→ INSTRUCTIONS FOR THE TASK
Return every entry exactly.

------ GIVEN DATA ------

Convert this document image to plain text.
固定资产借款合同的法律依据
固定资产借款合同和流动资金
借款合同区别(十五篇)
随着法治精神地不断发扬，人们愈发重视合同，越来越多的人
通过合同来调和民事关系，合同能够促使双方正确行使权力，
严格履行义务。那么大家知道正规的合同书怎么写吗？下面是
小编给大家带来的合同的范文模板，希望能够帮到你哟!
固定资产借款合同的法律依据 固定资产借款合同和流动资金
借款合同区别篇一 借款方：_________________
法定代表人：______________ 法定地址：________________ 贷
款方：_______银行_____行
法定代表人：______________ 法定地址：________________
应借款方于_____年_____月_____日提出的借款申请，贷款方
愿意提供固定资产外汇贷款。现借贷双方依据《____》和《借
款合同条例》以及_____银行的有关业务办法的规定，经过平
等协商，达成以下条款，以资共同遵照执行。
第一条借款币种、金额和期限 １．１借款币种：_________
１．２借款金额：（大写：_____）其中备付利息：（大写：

------

→ EXERCISE RESPONSE
Convert this document image to plain text.
固定资产借款合同的法律依据
固定资产借款合同和流动资金
借款合同区别(十五篇)
随着法治精神地不断发扬，人们愈发重视合同，越来越多的人
通过合同来调和民事关系，合同能够促使双方正确行使权力，
严格履行义务。那么大家知道正规的合同书怎么写吗？下面是
小编给大家带来的合同的范文模板，希望能够帮到你哟!
固定资产借款合同的法律依据 固定资产借款合同和流动资金
借款合同区别篇一 借款方：_________________
法定代表人：______________ 法定地址：________________ 贷
款方：_______银行_____行
法定代表人：______________ 法定地址：________________
应借款方于_____年_____月_____日提出的借款申请，贷款方
愿意提供固定资产外汇贷款。现借贷双方依据《____》和《借
款合同条例》以及_____银行的有关业务办法的规定，经过平
等协商，达成以下条款，以资共同遵照执行。
第一条借款币种、金额和期限 １．１借款币种：_________
１．２借款金额：（大写：_____）其中备付利息：（大写：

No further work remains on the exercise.